- **Directions for this task**: Search the data for the string "text" and extract every line where it appears.

- **Record extracts**:
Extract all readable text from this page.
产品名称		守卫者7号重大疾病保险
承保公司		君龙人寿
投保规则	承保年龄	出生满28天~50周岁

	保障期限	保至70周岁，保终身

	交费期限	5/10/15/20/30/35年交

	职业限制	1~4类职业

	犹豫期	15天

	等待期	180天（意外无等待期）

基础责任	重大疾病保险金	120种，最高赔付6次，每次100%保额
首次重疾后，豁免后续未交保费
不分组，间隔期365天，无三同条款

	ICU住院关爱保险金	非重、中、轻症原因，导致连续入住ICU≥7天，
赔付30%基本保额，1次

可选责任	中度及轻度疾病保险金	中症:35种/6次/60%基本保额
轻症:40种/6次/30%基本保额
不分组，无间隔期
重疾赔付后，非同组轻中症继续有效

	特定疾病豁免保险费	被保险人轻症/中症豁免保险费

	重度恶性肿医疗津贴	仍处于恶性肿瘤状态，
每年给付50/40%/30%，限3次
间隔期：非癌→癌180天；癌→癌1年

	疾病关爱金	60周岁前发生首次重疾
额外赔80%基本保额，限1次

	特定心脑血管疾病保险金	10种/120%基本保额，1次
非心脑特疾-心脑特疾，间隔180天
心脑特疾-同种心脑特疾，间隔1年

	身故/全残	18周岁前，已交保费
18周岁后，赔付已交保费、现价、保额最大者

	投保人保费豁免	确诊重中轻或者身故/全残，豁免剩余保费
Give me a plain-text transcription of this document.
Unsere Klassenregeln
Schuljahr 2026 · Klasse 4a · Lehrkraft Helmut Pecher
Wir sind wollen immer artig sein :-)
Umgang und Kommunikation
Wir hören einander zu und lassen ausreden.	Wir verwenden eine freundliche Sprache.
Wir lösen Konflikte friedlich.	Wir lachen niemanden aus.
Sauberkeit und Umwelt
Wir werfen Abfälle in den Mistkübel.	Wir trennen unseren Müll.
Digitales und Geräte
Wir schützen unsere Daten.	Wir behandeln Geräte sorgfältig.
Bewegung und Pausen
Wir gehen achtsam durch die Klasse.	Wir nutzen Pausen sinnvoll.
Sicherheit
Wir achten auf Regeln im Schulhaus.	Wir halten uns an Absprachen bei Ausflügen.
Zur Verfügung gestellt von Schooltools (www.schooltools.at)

- **Task output**:
Extract all readable text from this page.
Give me a plain-text transcription of this document.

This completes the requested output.